What is needed: Carry on the passage below about the power of language and words, starting after its final sentence.

Given text:

———

Language is the principal vehicle for humanity’s internal and external reasoning and communication. Even though we’ve developed thousands of languages through the course of our evolution, it remains the main tool to make sense of the world around us, to pass on knowledge to future generations and, most importantly, to connect with others. We come to this world programmed to learn at least one language, and this shapes the culture, values and belief system we apply, throughout all of our lives, to ourselves and our surroundings.
“I think, therefore I am” by French philosopher, mathematician and scientist René Descartes is possibly one of the historically best known philosophical statements, and although it’s probably over-debated and over-used, it succinctly sums up how our ability to formulate ideas through language ultimately defines us. No personality, discovery, country or institution ever came to be without a solid idea. When an idea takes hold and spreads among a group of people, incredible things happen.
In 1839, English author Edward Bulwer-Lytton coined the adage “The pen is mightier than the sword.” At first thought, it is absolutely absurd because a pen weighs nothing and a sword is sharp and heavy. A pen spreads ink on a willing piece of paper, and a sword cuts through the most unwilling shields and bodies. A pen is small and compact; a sword is huge and bulky. In a world of rock, paper and scissor, how can a pen beat a sword? The answer will depend on who is holding the pen.
Words have very special powers. They are capable of doing and undoing, creating and destroying. They are flowers and they are weapons. They have the power to bend, break and alter the course of history. Every war ever fought was a result of exchange of words. A contender with a curated arsenal of words may be as well or better armed than its opponent with physical weapons. And now in the 21st century, words can travel as fast, or faster, than the fastest bullet and spread more than gunpowder.

———

Provided data:

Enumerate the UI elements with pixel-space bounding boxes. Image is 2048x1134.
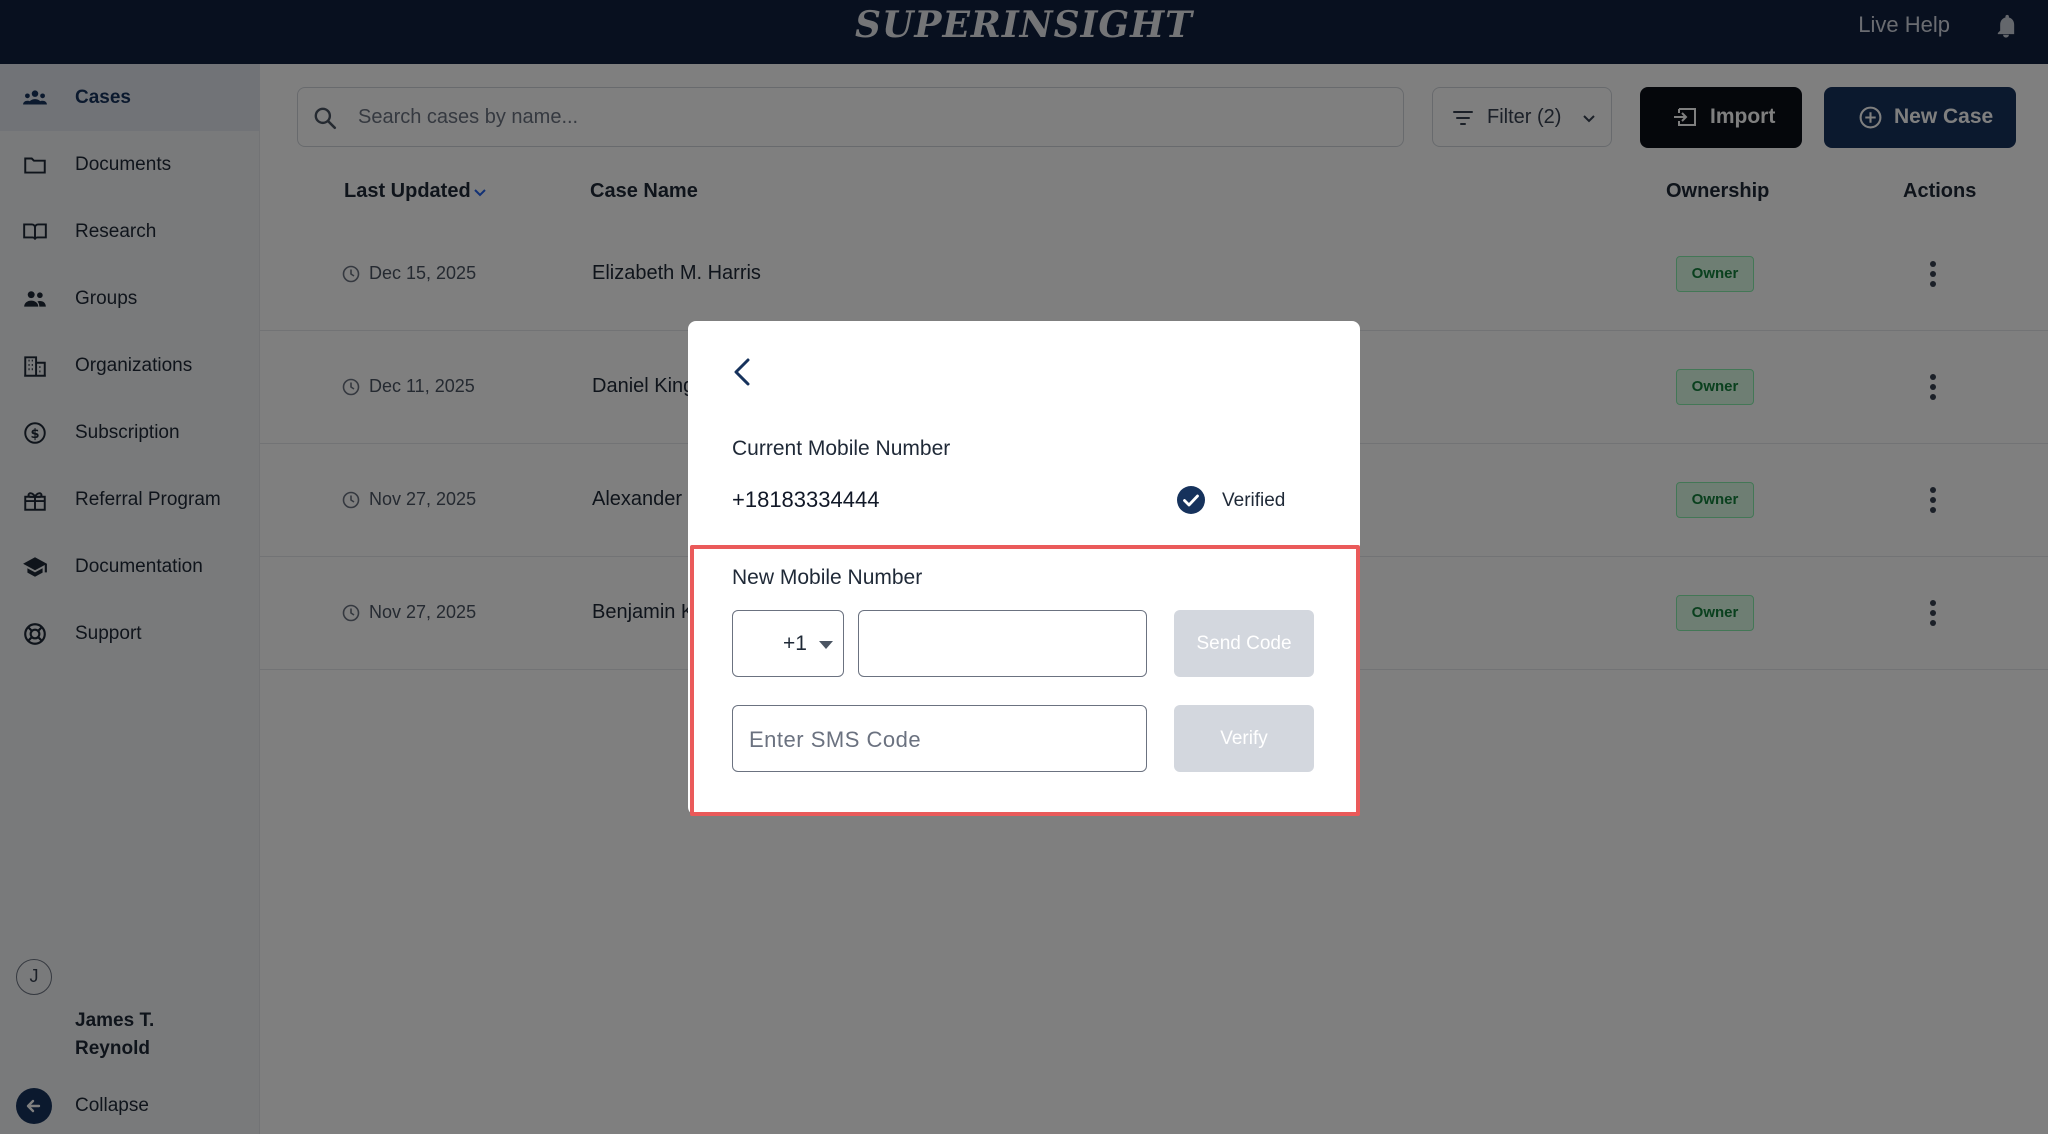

———

Response:
There is also an old saying that goes something like this: “Sticks and stones may break my bones, but words will never harm me”. In other words, they do not have the power to destroy me. Yes, they can sting, they can hurt, but I have full control over how I react (or not) to what other people say about me or about what I believe in. If this is true, we seem to quickly forget it when we get upset, particularly when it seems to threaten who we are and what we believe in. We are social animals, and it’s only natural to put our defenses up when something, or somebody, threatens this set of ideas we’ve identified with and assimilated as our universal truth.
On the other hand, it has also been said that words come and go with the wind. You may passionately remember a quarrel, a heated dispute or misunderstanding; that intense feeling of indignation, embarrassment or excitement. But emotions tend to overpower short-term memory, making it very hard for your long-term memory to accurately recall what was said and done.
However, if words were really trivial, why are there so many perennial writers, whose words have transcended decades and centuries and are still disputed, quoted, cherished and celebrated? Names like Aristotle, Socrates, Galileo, Marcus Aurelius, Cicero, Shakespeare; what’s in a name, anyway? It’s been said that an image is worth a thousand words. Over half of the words in the Oxford English Dictionary are nouns. Giving names to things has been our natural and instinctive way of categorizing and understanding our daily stimuli. You can say very little with a lot of words, and you can also say a lot with very little.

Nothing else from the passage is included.